WHAT THE TASK REQUIRES | Make an exact copy of the lines below.

Dataset items
-=-=-=-=-

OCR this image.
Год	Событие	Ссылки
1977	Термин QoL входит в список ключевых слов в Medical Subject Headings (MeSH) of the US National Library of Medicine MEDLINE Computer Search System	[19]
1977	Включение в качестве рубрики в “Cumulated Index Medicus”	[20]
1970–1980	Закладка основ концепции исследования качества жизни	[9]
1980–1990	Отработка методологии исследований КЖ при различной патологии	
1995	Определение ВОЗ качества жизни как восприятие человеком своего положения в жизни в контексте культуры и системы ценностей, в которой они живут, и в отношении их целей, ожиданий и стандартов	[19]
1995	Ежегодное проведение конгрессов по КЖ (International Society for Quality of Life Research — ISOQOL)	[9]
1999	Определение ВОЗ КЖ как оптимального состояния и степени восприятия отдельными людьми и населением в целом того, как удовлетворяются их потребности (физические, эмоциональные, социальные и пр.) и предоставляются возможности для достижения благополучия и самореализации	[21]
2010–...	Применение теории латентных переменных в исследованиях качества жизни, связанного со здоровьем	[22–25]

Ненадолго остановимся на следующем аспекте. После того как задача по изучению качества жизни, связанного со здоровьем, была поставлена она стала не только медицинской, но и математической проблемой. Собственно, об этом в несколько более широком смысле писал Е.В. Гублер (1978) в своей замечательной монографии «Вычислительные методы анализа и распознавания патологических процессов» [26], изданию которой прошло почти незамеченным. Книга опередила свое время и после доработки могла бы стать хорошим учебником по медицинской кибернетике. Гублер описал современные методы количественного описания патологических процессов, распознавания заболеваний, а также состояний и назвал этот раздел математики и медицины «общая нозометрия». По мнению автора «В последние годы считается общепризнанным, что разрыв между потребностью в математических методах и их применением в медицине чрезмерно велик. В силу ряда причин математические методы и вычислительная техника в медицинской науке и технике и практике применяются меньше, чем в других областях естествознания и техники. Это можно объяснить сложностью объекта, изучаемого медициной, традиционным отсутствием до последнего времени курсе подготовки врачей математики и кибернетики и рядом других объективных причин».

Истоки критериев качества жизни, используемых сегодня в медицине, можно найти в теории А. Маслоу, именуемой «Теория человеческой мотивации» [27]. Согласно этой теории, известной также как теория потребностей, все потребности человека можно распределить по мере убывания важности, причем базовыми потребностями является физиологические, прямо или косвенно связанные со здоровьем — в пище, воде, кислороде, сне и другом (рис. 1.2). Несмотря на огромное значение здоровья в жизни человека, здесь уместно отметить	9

-=-=-=-=-

SOLUTION |
OCR this image.
Год	Событие	Ссылки
1977	Термин QoL входит в список ключевых слов в Medical Subject Headings (MeSH) of the US National Library of Medicine MEDLINE Computer Search System	[19]
1977	Включение в качестве рубрики в “Cumulated Index Medicus”	[20]
1970–1980	Закладка основ концепции исследования качества жизни	[9]
1980–1990	Отработка методологии исследований КЖ при различной патологии	
1995	Определение ВОЗ качества жизни как восприятие человеком своего положения в жизни в контексте культуры и системы ценностей, в которой они живут, и в отношении их целей, ожиданий и стандартов	[19]
1995	Ежегодное проведение конгрессов по КЖ (International Society for Quality of Life Research — ISOQOL)	[9]
1999	Определение ВОЗ КЖ как оптимального состояния и степени восприятия отдельными людьми и населением в целом того, как удовлетворяются их потребности (физические, эмоциональные, социальные и пр.) и предоставляются возможности для достижения благополучия и самореализации	[21]
2010–...	Применение теории латентных переменных в исследованиях качества жизни, связанного со здоровьем	[22–25]

Ненадолго остановимся на следующем аспекте. После того как задача по изучению качества жизни, связанного со здоровьем, была поставлена она стала не только медицинской, но и математической проблемой. Собственно, об этом в несколько более широком смысле писал Е.В. Гублер (1978) в своей замечательной монографии «Вычислительные методы анализа и распознавания патологических процессов» [26], изданию которой прошло почти незамеченным. Книга опередила свое время и после доработки могла бы стать хорошим учебником по медицинской кибернетике. Гублер описал современные методы количественного описания патологических процессов, распознавания заболеваний, а также состояний и назвал этот раздел математики и медицины «общая нозометрия». По мнению автора «В последние годы считается общепризнанным, что разрыв между потребностью в математических методах и их применением в медицине чрезмерно велик. В силу ряда причин математические методы и вычислительная техника в медицинской науке и технике и практике применяются меньше, чем в других областях естествознания и техники. Это можно объяснить сложностью объекта, изучаемого медициной, традиционным отсутствием до последнего времени курсе подготовки врачей математики и кибернетики и рядом других объективных причин».

Истоки критериев качества жизни, используемых сегодня в медицине, можно найти в теории А. Маслоу, именуемой «Теория человеческой мотивации» [27]. Согласно этой теории, известной также как теория потребностей, все потребности человека можно распределить по мере убывания важности, причем базовыми потребностями является физиологические, прямо или косвенно связанные со здоровьем — в пище, воде, кислороде, сне и другом (рис. 1.2). Несмотря на огромное значение здоровья в жизни человека, здесь уместно отметить	9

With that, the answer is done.